■ GIVEN PROBLEM ■
Take all the material and copy it exactly.
--- start MATERIAL SHOWN ---
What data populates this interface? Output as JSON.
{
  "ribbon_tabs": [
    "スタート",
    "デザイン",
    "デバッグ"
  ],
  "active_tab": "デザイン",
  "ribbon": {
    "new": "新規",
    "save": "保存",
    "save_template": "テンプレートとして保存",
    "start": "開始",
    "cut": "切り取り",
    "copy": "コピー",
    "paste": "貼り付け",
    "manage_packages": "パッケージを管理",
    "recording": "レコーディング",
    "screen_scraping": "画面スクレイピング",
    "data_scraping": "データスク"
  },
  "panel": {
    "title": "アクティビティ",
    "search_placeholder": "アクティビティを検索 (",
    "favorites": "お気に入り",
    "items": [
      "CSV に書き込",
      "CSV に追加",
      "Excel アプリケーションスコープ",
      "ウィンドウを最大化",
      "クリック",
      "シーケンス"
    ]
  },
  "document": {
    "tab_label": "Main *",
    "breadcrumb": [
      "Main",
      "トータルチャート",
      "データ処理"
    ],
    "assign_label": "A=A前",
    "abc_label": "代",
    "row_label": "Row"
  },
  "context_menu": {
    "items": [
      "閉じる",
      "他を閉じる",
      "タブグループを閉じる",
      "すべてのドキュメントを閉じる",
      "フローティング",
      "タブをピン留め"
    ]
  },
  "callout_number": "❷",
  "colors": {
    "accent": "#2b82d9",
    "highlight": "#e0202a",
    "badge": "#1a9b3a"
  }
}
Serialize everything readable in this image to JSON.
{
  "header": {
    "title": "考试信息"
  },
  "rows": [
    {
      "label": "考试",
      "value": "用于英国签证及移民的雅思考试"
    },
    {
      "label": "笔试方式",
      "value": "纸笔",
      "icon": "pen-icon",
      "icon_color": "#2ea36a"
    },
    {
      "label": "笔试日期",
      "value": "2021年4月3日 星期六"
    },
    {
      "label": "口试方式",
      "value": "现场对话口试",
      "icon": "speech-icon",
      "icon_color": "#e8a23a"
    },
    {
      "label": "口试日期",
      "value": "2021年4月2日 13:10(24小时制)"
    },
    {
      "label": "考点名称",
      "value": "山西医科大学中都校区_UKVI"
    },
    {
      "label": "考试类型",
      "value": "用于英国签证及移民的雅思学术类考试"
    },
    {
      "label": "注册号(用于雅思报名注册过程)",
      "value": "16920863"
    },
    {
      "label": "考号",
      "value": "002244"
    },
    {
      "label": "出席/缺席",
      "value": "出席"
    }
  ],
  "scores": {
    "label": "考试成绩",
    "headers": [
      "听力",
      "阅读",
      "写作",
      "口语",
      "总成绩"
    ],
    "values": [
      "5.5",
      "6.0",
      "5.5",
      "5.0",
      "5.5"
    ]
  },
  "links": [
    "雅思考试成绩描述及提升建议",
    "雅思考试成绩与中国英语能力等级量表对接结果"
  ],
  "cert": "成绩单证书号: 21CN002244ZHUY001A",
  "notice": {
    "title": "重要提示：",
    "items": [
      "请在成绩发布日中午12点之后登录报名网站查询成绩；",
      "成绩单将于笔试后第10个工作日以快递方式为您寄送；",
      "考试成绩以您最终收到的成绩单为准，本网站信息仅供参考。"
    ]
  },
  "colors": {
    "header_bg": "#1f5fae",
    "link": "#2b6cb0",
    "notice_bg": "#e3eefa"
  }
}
--- end MATERIAL SHOWN ---
■ ANSWER BELOW ■
What data populates this interface? Output as JSON.
{
  "ribbon_tabs": [
    "スタート",
    "デザイン",
    "デバッグ"
  ],
  "active_tab": "デザイン",
  "ribbon": {
    "new": "新規",
    "save": "保存",
    "save_template": "テンプレートとして保存",
    "start": "開始",
    "cut": "切り取り",
    "copy": "コピー",
    "paste": "貼り付け",
    "manage_packages": "パッケージを管理",
    "recording": "レコーディング",
    "screen_scraping": "画面スクレイピング",
    "data_scraping": "データスク"
  },
  "panel": {
    "title": "アクティビティ",
    "search_placeholder": "アクティビティを検索 (",
    "favorites": "お気に入り",
    "items": [
      "CSV に書き込",
      "CSV に追加",
      "Excel アプリケーションスコープ",
      "ウィンドウを最大化",
      "クリック",
      "シーケンス"
    ]
  },
  "document": {
    "tab_label": "Main *",
    "breadcrumb": [
      "Main",
      "トータルチャート",
      "データ処理"
    ],
    "assign_label": "A=A前",
    "abc_label": "代",
    "row_label": "Row"
  },
  "context_menu": {
    "items": [
      "閉じる",
      "他を閉じる",
      "タブグループを閉じる",
      "すべてのドキュメントを閉じる",
      "フローティング",
      "タブをピン留め"
    ]
  },
  "callout_number": "❷",
  "colors": {
    "accent": "#2b82d9",
    "highlight": "#e0202a",
    "badge": "#1a9b3a"
  }
}
Serialize everything readable in this image to JSON.
{
  "header": {
    "title": "考试信息"
  },
  "rows": [
    {
      "label": "考试",
      "value": "用于英国签证及移民的雅思考试"
    },
    {
      "label": "笔试方式",
      "value": "纸笔",
      "icon": "pen-icon",
      "icon_color": "#2ea36a"
    },
    {
      "label": "笔试日期",
      "value": "2021年4月3日 星期六"
    },
    {
      "label": "口试方式",
      "value": "现场对话口试",
      "icon": "speech-icon",
      "icon_color": "#e8a23a"
    },
    {
      "label": "口试日期",
      "value": "2021年4月2日 13:10(24小时制)"
    },
    {
      "label": "考点名称",
      "value": "山西医科大学中都校区_UKVI"
    },
    {
      "label": "考试类型",
      "value": "用于英国签证及移民的雅思学术类考试"
    },
    {
      "label": "注册号(用于雅思报名注册过程)",
      "value": "16920863"
    },
    {
      "label": "考号",
      "value": "002244"
    },
    {
      "label": "出席/缺席",
      "value": "出席"
    }
  ],
  "scores": {
    "label": "考试成绩",
    "headers": [
      "听力",
      "阅读",
      "写作",
      "口语",
      "总成绩"
    ],
    "values": [
      "5.5",
      "6.0",
      "5.5",
      "5.0",
      "5.5"
    ]
  },
  "links": [
    "雅思考试成绩描述及提升建议",
    "雅思考试成绩与中国英语能力等级量表对接结果"
  ],
  "cert": "成绩单证书号: 21CN002244ZHUY001A",
  "notice": {
    "title": "重要提示：",
    "items": [
      "请在成绩发布日中午12点之后登录报名网站查询成绩；",
      "成绩单将于笔试后第10个工作日以快递方式为您寄送；",
      "考试成绩以您最终收到的成绩单为准，本网站信息仅供参考。"
    ]
  },
  "colors": {
    "header_bg": "#1f5fae",
    "link": "#2b6cb0",
    "notice_bg": "#e3eefa"
  }
}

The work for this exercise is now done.